Data shown ->
•••

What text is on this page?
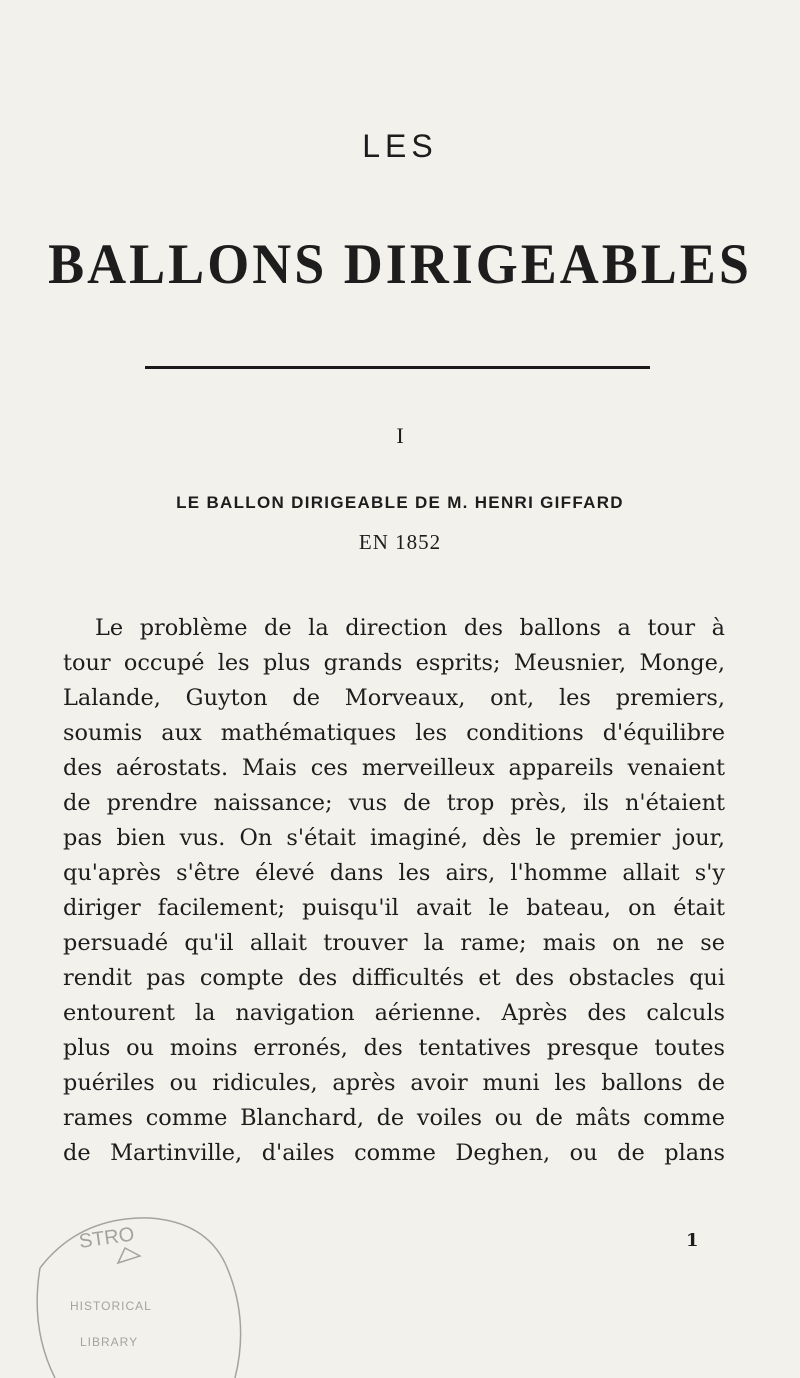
LES
BALLONS DIRIGEABLES
I
LE BALLON DIRIGEABLE DE M. HENRI GIFFARD
EN 1852
Le problème de la direction des ballons a tour à
tour occupé les plus grands esprits; Meusnier, Monge,
Lalande, Guyton de Morveaux, ont, les premiers,
soumis aux mathématiques les conditions d'équilibre
des aérostats. Mais ces merveilleux appareils venaient
de prendre naissance; vus de trop près, ils n'étaient
pas bien vus. On s'était imaginé, dès le premier jour,
qu'après s'être élevé dans les airs, l'homme allait s'y
diriger facilement; puisqu'il avait le bateau, on était
persuadé qu'il allait trouver la rame; mais on ne se
rendit pas compte des difficultés et des obstacles qui
entourent la navigation aérienne. Après des calculs
plus ou moins erronés, des tentatives presque toutes
puériles ou ridicules, après avoir muni les ballons de
rames comme Blanchard, de voiles ou de mâts comme
de Martinville, d'ailes comme Deghen, ou de plans
1
STRO
HISTORICAL
LIBRARY
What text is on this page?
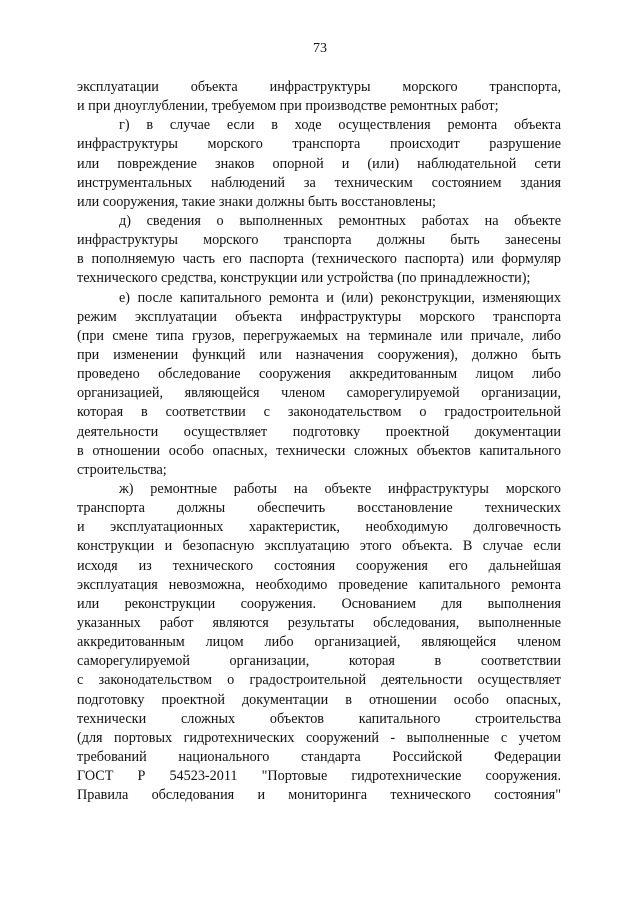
73
эксплуатации объекта инфраструктуры морского транспорта,
и при дноуглублении, требуемом при производстве ремонтных работ;
г) в случае если в ходе осуществления ремонта объекта
инфраструктуры морского транспорта происходит разрушение
или повреждение знаков опорной и (или) наблюдательной сети
инструментальных наблюдений за техническим состоянием здания
или сооружения, такие знаки должны быть восстановлены;
д) сведения о выполненных ремонтных работах на объекте
инфраструктуры морского транспорта должны быть занесены
в пополняемую часть его паспорта (технического паспорта) или формуляр
технического средства, конструкции или устройства (по принадлежности);
е) после капитального ремонта и (или) реконструкции, изменяющих
режим эксплуатации объекта инфраструктуры морского транспорта
(при смене типа грузов, перегружаемых на терминале или причале, либо
при изменении функций или назначения сооружения), должно быть
проведено обследование сооружения аккредитованным лицом либо
организацией, являющейся членом саморегулируемой организации,
которая в соответствии с законодательством о градостроительной
деятельности осуществляет подготовку проектной документации
в отношении особо опасных, технически сложных объектов капитального
строительства;
ж) ремонтные работы на объекте инфраструктуры морского
транспорта должны обеспечить восстановление технических
и эксплуатационных характеристик, необходимую долговечность
конструкции и безопасную эксплуатацию этого объекта. В случае если
исходя из технического состояния сооружения его дальнейшая
эксплуатация невозможна, необходимо проведение капитального ремонта
или реконструкции сооружения. Основанием для выполнения
указанных работ являются результаты обследования, выполненные
аккредитованным лицом либо организацией, являющейся членом
саморегулируемой организации, которая в соответствии
с законодательством о градостроительной деятельности осуществляет
подготовку проектной документации в отношении особо опасных,
технически сложных объектов капитального строительства
(для портовых гидротехнических сооружений - выполненные с учетом
требований национального стандарта Российской Федерации
ГОСТ Р 54523-2011 "Портовые гидротехнические сооружения.
Правила обследования и мониторинга технического состояния"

•••

Given request -> Using the listing, say how many lines include the word "либо", and add nothing else.

Solution below -> 3